▶ **Problem requirements**
For each line that holds "JSON", copy the line out.

▶ **Record extracts**
↓↓↓

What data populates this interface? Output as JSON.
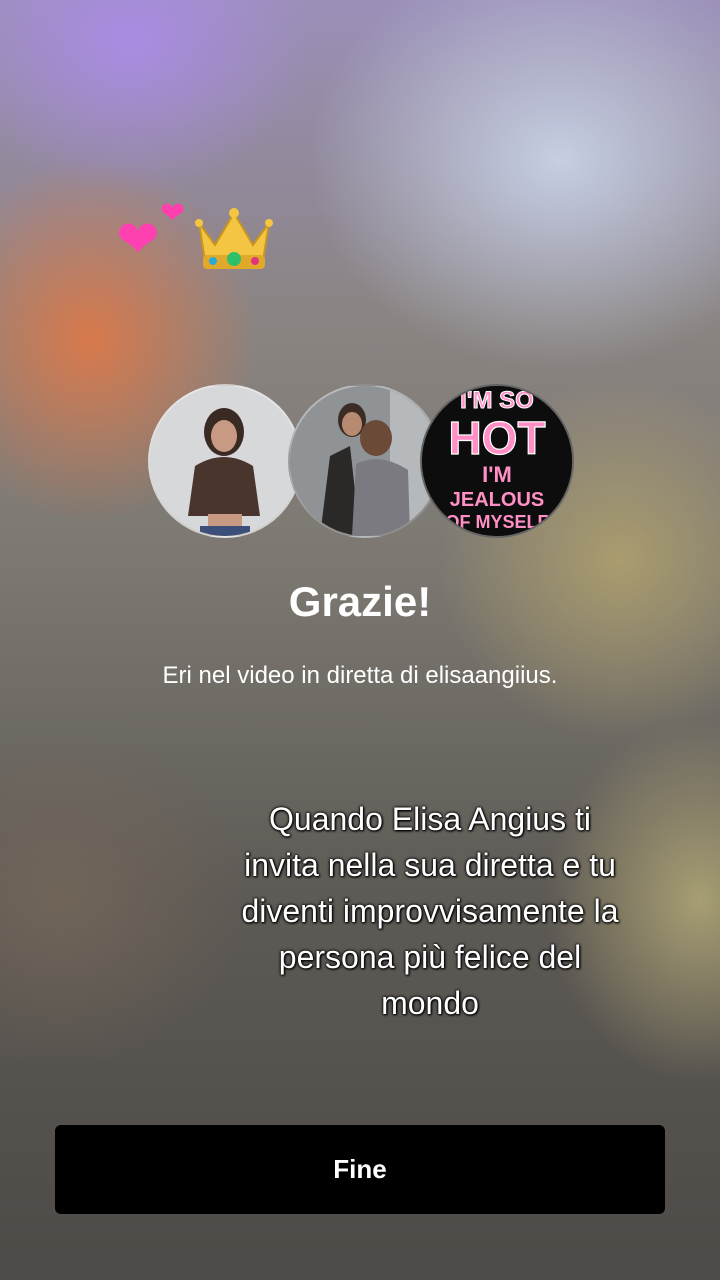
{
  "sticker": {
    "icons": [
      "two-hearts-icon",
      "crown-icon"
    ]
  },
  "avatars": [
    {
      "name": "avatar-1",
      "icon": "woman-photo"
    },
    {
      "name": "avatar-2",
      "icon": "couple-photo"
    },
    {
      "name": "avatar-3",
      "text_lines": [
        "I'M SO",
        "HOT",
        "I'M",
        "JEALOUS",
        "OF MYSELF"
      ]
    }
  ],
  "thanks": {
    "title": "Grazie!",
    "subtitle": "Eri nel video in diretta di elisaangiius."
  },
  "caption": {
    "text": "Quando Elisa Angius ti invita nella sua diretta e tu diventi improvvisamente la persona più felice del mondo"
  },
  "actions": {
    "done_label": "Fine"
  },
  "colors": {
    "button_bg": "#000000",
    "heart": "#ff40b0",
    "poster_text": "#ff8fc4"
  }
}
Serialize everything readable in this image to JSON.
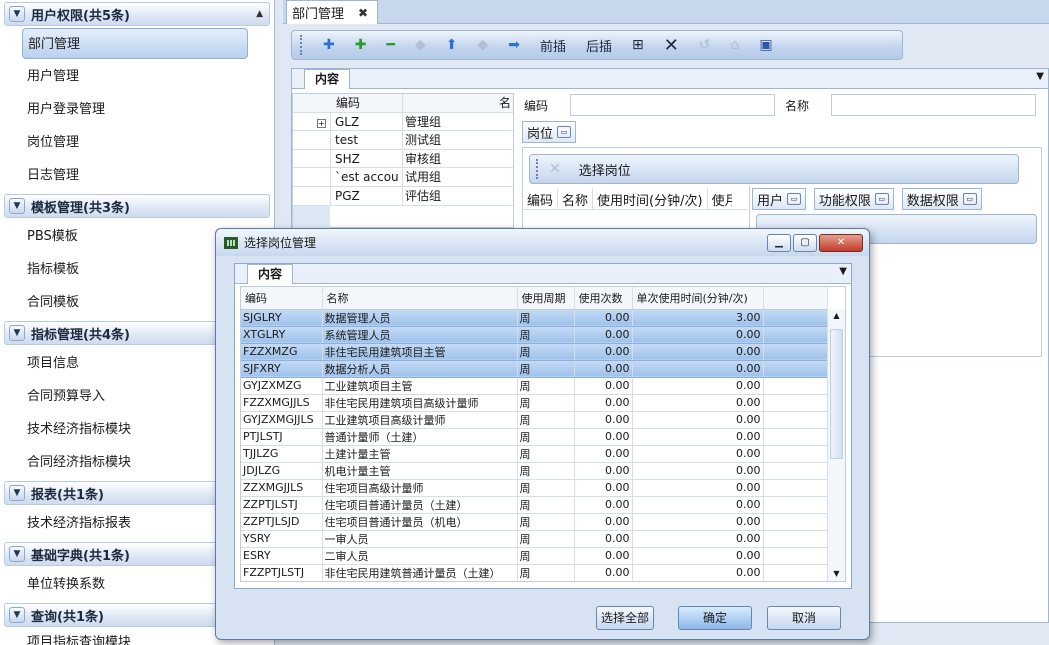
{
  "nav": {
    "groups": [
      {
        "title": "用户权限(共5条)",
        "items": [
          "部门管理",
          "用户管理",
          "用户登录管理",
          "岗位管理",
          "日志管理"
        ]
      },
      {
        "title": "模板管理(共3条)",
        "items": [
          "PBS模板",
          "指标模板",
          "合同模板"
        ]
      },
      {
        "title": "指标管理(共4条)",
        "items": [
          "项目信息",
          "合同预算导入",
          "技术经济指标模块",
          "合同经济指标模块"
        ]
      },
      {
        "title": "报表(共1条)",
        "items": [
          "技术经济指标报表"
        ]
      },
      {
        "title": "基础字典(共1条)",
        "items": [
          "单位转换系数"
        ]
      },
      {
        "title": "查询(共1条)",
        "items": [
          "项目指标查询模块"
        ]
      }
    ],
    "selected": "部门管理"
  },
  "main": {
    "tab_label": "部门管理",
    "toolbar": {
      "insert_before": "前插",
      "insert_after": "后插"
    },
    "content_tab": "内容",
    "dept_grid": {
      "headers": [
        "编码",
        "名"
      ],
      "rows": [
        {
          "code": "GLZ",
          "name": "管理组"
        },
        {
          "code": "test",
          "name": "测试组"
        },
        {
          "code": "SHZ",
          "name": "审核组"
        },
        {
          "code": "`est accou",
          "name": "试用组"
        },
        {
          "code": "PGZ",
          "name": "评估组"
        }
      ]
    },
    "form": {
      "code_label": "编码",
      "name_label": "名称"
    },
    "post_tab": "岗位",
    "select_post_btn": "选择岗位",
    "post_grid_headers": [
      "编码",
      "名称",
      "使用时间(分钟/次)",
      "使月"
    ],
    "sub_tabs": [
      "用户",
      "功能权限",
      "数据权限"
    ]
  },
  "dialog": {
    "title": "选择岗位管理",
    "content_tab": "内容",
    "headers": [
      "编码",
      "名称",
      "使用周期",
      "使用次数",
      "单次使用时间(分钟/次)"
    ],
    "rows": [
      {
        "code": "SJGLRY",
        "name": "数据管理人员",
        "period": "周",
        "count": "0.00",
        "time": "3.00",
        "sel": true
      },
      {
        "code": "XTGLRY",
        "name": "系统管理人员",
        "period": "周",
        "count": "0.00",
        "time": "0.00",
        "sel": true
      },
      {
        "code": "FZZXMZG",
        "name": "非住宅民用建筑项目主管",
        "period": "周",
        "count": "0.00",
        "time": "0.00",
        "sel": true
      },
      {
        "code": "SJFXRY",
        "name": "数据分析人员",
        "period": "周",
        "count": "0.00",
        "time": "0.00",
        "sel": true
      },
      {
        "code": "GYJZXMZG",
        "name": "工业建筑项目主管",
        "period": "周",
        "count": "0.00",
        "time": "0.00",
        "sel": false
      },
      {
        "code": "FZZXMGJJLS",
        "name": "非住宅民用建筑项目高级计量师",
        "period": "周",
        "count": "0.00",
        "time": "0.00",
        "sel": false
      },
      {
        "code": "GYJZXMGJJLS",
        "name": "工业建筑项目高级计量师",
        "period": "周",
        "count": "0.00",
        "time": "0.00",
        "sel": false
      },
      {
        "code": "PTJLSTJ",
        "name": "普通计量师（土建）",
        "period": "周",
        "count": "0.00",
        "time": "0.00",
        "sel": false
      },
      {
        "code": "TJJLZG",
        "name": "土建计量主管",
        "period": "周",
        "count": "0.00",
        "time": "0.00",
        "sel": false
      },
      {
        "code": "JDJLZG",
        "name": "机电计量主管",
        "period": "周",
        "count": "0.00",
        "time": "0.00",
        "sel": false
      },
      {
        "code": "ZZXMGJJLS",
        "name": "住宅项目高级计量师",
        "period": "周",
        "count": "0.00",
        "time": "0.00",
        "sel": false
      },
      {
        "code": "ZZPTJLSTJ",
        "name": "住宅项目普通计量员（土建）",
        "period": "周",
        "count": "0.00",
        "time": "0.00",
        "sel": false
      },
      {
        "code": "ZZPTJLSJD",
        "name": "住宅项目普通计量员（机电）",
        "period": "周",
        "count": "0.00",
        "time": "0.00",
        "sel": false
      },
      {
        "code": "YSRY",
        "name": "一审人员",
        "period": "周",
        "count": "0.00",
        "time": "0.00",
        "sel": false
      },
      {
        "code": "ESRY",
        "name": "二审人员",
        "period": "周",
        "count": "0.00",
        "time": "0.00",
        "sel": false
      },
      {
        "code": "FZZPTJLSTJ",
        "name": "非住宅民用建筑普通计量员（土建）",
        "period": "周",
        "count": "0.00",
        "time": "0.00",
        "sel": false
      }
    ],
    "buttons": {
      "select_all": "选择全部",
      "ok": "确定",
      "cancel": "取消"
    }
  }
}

↑↑↑

▶ **Solution to this task**
What data populates this interface? Output as JSON.
Serialize everything readable in this image to JSON.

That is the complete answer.